Task brief
Make an exact copy of the listing below.

Record set
——
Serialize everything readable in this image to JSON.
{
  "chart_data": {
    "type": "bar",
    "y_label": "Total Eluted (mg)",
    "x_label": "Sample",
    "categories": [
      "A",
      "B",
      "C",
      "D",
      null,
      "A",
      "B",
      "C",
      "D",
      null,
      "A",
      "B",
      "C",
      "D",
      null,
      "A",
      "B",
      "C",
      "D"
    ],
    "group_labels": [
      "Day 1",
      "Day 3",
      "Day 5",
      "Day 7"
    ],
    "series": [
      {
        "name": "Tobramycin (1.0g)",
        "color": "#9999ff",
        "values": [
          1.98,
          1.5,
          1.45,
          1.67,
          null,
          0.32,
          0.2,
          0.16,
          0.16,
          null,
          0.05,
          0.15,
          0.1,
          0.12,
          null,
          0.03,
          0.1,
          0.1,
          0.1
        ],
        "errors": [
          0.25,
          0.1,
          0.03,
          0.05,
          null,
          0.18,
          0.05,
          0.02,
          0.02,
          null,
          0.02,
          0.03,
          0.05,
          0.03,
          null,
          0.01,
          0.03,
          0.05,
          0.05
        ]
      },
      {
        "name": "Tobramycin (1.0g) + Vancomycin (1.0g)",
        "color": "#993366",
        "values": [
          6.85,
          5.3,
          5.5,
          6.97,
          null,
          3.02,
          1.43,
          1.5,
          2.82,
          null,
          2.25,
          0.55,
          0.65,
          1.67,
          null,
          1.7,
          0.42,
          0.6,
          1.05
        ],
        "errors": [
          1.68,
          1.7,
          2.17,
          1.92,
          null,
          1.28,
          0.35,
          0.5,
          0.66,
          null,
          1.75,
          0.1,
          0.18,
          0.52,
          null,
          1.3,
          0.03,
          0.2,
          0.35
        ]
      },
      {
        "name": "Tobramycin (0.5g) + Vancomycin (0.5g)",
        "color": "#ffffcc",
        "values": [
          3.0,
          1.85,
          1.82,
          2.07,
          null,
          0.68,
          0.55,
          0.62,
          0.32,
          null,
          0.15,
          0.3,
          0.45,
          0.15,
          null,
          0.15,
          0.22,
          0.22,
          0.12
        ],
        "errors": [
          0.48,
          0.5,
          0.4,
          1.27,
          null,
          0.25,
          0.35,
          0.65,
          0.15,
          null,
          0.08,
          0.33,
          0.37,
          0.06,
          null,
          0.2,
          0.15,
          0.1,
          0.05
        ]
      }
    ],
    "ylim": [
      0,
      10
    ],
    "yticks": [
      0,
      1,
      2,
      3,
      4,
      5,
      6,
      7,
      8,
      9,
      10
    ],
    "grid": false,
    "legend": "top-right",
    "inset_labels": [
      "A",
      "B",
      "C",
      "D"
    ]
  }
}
——
Result of the exercise
Serialize everything readable in this image to JSON.
{
  "chart_data": {
    "type": "bar",
    "y_label": "Total Eluted (mg)",
    "x_label": "Sample",
    "categories": [
      "A",
      "B",
      "C",
      "D",
      null,
      "A",
      "B",
      "C",
      "D",
      null,
      "A",
      "B",
      "C",
      "D",
      null,
      "A",
      "B",
      "C",
      "D"
    ],
    "group_labels": [
      "Day 1",
      "Day 3",
      "Day 5",
      "Day 7"
    ],
    "series": [
      {
        "name": "Tobramycin (1.0g)",
        "color": "#9999ff",
        "values": [
          1.98,
          1.5,
          1.45,
          1.67,
          null,
          0.32,
          0.2,
          0.16,
          0.16,
          null,
          0.05,
          0.15,
          0.1,
          0.12,
          null,
          0.03,
          0.1,
          0.1,
          0.1
        ],
        "errors": [
          0.25,
          0.1,
          0.03,
          0.05,
          null,
          0.18,
          0.05,
          0.02,
          0.02,
          null,
          0.02,
          0.03,
          0.05,
          0.03,
          null,
          0.01,
          0.03,
          0.05,
          0.05
        ]
      },
      {
        "name": "Tobramycin (1.0g) + Vancomycin (1.0g)",
        "color": "#993366",
        "values": [
          6.85,
          5.3,
          5.5,
          6.97,
          null,
          3.02,
          1.43,
          1.5,
          2.82,
          null,
          2.25,
          0.55,
          0.65,
          1.67,
          null,
          1.7,
          0.42,
          0.6,
          1.05
        ],
        "errors": [
          1.68,
          1.7,
          2.17,
          1.92,
          null,
          1.28,
          0.35,
          0.5,
          0.66,
          null,
          1.75,
          0.1,
          0.18,
          0.52,
          null,
          1.3,
          0.03,
          0.2,
          0.35
        ]
      },
      {
        "name": "Tobramycin (0.5g) + Vancomycin (0.5g)",
        "color": "#ffffcc",
        "values": [
          3.0,
          1.85,
          1.82,
          2.07,
          null,
          0.68,
          0.55,
          0.62,
          0.32,
          null,
          0.15,
          0.3,
          0.45,
          0.15,
          null,
          0.15,
          0.22,
          0.22,
          0.12
        ],
        "errors": [
          0.48,
          0.5,
          0.4,
          1.27,
          null,
          0.25,
          0.35,
          0.65,
          0.15,
          null,
          0.08,
          0.33,
          0.37,
          0.06,
          null,
          0.2,
          0.15,
          0.1,
          0.05
        ]
      }
    ],
    "ylim": [
      0,
      10
    ],
    "yticks": [
      0,
      1,
      2,
      3,
      4,
      5,
      6,
      7,
      8,
      9,
      10
    ],
    "grid": false,
    "legend": "top-right",
    "inset_labels": [
      "A",
      "B",
      "C",
      "D"
    ]
  }
}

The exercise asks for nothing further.